-- To do --
All lines holding the string "more" are to be shown.

■ ■ ■ ■ ■

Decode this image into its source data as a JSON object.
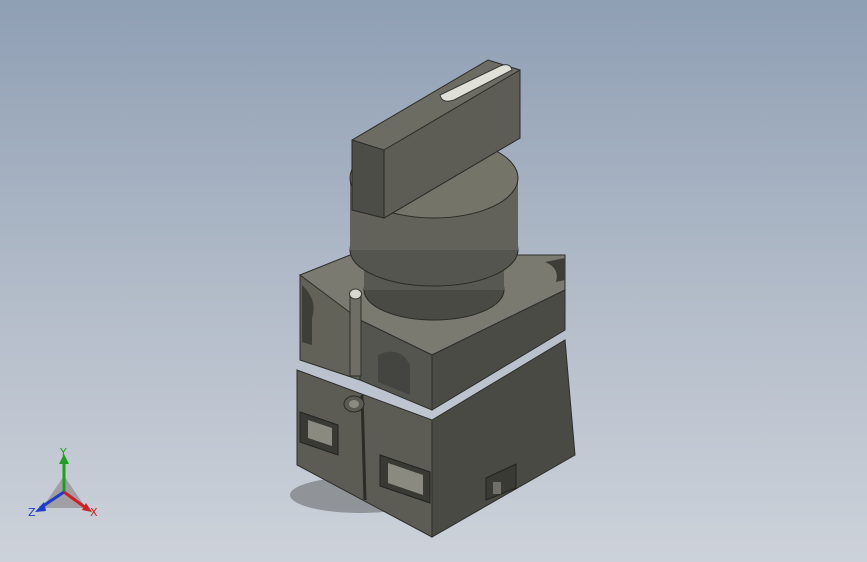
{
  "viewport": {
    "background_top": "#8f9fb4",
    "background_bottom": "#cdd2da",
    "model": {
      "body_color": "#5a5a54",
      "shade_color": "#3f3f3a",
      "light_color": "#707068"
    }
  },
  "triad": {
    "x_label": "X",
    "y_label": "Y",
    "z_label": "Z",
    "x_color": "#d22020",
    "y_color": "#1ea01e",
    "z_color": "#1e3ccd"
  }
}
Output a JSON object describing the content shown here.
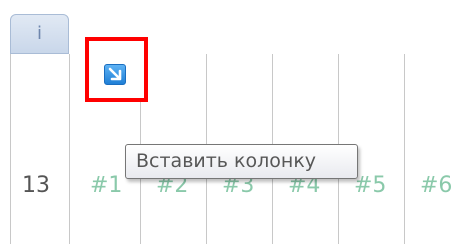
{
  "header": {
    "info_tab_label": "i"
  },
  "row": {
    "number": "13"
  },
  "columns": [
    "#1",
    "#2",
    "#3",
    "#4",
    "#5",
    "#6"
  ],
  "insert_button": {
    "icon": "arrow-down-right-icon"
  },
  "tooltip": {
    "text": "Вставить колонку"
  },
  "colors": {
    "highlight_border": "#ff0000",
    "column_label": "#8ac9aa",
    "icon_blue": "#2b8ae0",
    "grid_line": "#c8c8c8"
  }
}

■ ■ ■ ■ ■

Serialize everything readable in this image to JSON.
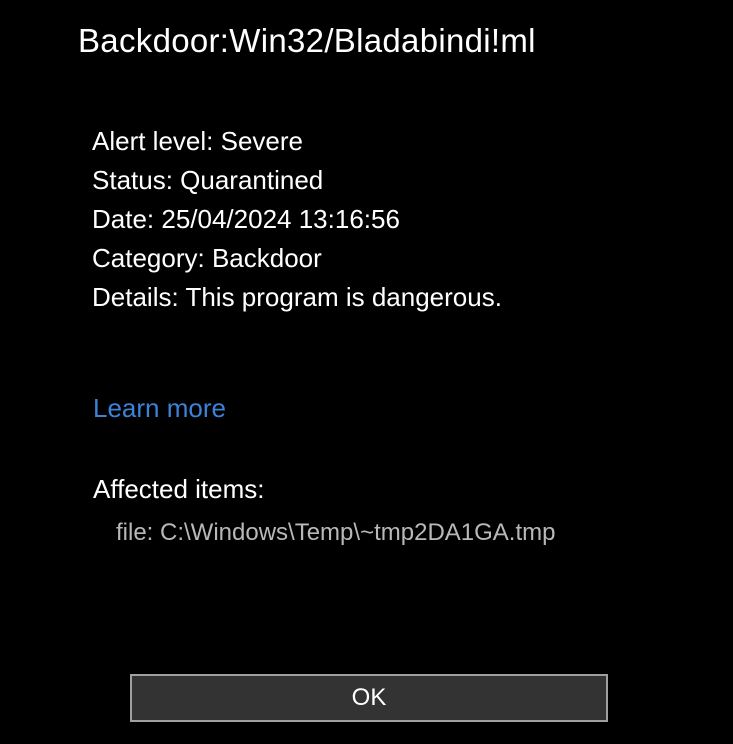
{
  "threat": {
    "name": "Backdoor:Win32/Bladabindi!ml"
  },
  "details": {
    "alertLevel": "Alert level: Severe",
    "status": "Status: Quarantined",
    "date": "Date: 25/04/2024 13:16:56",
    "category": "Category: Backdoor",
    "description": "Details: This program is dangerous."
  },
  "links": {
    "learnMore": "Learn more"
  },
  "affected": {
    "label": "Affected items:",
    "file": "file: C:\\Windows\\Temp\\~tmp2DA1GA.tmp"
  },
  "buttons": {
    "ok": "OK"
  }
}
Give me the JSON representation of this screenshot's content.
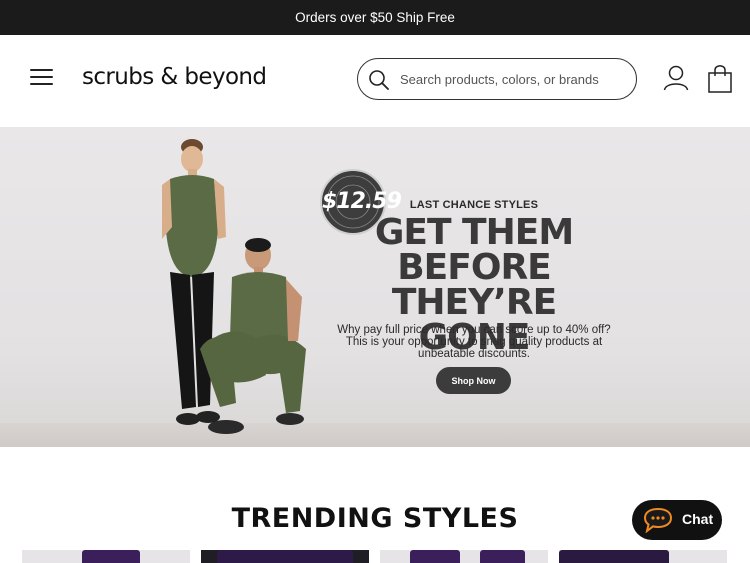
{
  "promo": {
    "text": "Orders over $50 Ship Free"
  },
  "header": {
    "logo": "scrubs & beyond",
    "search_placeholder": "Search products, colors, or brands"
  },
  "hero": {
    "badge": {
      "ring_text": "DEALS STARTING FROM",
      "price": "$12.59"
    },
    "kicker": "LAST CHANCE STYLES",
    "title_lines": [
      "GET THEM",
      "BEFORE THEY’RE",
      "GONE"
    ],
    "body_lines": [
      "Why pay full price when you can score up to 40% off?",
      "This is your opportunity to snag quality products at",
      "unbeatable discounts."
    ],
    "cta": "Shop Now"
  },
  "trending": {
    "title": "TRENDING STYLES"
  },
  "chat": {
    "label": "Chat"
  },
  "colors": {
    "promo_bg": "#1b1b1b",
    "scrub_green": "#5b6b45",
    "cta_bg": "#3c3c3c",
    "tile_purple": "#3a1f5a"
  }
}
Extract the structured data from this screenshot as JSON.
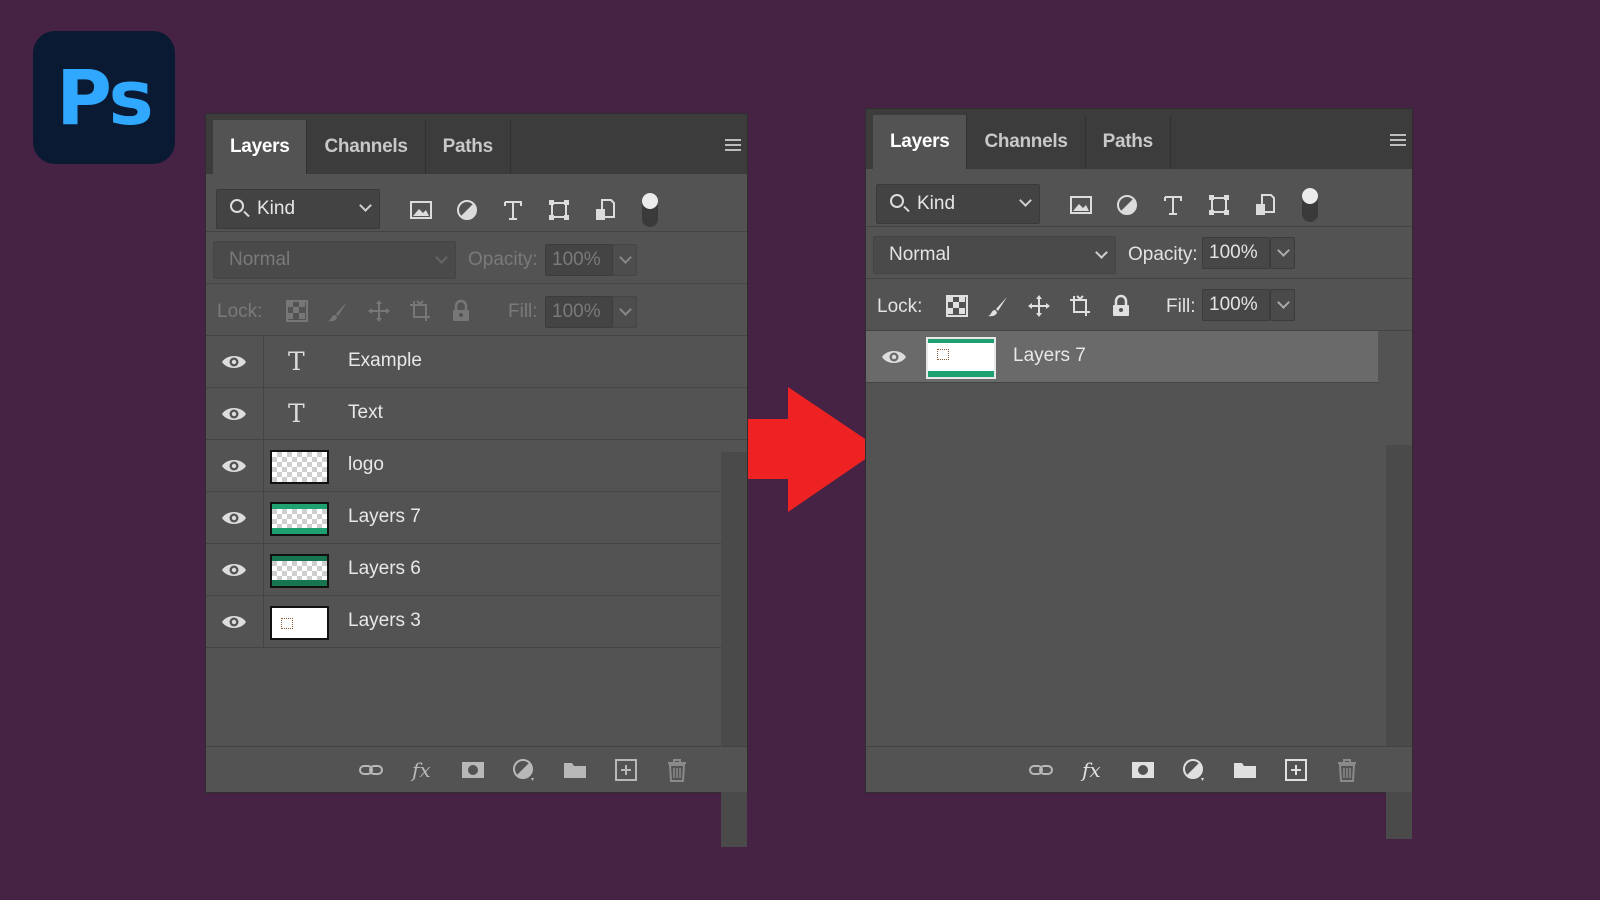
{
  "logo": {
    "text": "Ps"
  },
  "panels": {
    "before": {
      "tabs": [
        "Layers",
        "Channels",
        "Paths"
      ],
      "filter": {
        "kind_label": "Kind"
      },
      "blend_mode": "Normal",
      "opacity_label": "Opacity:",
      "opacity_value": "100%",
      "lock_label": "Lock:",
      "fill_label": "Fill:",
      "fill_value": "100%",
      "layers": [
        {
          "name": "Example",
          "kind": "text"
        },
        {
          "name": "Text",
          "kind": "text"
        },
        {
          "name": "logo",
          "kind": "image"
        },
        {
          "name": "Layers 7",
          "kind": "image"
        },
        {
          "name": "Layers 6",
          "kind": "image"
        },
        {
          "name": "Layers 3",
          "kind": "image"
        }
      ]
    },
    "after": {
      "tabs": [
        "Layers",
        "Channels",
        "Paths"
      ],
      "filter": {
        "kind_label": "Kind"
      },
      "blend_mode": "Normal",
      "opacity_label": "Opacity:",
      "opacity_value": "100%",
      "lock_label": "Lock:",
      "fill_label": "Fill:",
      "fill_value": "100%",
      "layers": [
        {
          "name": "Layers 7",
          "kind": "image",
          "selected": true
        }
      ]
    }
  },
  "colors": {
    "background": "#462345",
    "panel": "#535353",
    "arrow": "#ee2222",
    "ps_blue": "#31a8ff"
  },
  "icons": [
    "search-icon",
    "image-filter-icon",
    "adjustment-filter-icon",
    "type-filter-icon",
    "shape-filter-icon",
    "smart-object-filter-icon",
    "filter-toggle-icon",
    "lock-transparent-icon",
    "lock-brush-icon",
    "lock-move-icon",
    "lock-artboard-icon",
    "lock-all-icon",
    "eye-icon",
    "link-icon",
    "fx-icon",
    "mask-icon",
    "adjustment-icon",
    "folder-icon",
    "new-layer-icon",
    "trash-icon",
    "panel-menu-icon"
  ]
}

■ ■ ■ ■ ■

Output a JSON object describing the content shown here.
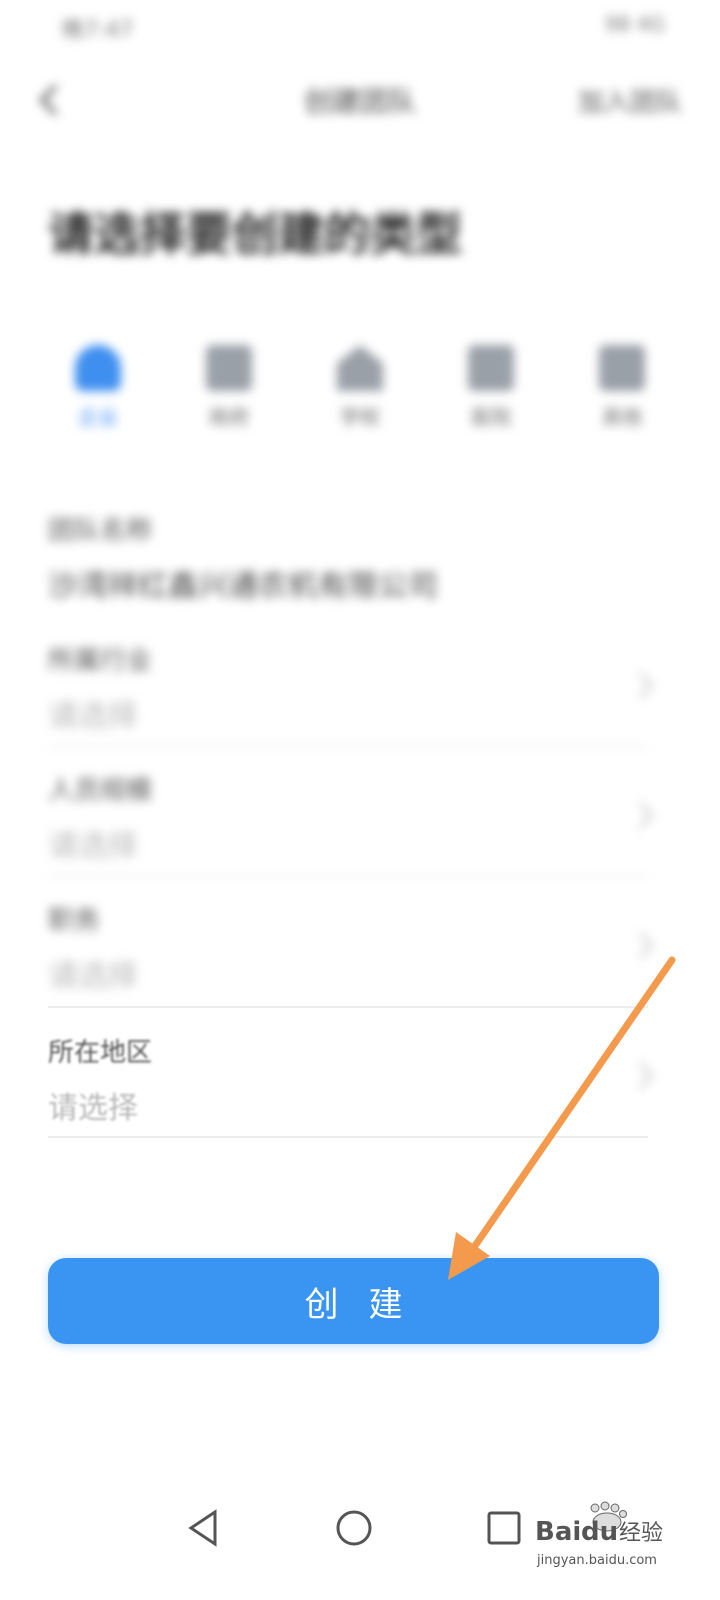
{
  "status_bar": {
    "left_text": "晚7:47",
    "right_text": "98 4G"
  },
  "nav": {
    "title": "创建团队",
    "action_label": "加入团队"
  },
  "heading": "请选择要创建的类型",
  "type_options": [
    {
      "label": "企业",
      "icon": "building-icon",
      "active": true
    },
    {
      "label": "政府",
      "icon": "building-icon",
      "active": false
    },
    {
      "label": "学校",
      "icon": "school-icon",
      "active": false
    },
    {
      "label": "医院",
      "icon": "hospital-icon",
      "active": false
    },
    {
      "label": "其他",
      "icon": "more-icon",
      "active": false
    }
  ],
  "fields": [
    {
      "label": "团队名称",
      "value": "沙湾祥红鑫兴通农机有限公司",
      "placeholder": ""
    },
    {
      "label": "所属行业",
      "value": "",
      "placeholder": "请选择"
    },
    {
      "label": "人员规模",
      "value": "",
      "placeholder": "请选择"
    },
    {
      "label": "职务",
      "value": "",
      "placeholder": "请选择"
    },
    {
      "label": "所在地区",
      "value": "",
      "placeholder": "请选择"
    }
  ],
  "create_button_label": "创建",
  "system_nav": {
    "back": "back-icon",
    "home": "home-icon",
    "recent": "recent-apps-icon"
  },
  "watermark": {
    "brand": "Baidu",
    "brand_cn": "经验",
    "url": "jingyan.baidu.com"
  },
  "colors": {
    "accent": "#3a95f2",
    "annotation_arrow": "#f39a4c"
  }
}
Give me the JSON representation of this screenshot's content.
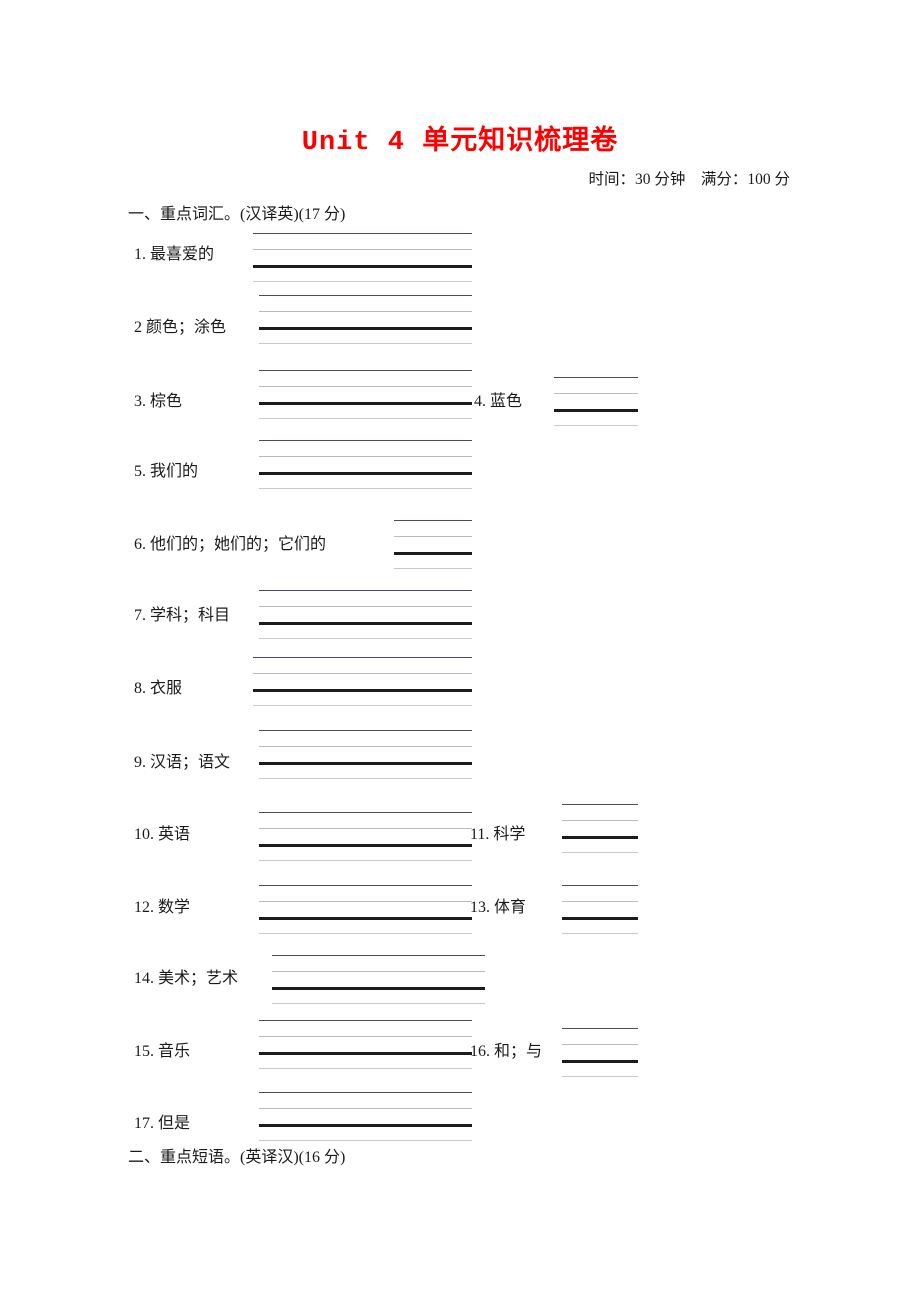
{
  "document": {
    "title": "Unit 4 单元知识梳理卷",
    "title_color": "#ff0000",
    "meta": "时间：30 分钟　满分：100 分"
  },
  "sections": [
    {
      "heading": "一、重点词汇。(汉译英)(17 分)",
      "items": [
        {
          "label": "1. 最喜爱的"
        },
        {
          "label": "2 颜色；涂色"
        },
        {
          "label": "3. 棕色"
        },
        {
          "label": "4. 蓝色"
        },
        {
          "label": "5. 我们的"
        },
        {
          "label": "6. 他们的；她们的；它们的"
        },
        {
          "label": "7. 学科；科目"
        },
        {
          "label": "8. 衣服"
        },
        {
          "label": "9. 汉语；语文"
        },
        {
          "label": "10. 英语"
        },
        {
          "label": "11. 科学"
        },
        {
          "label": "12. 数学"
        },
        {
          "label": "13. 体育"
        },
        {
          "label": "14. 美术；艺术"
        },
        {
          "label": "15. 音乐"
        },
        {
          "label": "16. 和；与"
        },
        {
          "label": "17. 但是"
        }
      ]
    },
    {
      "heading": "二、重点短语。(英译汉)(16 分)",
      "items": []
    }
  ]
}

■ ■ ■ ■ ■

-- Reply to the exercise --
    "learnMore": "Learn more"
      "icon": "more-icon",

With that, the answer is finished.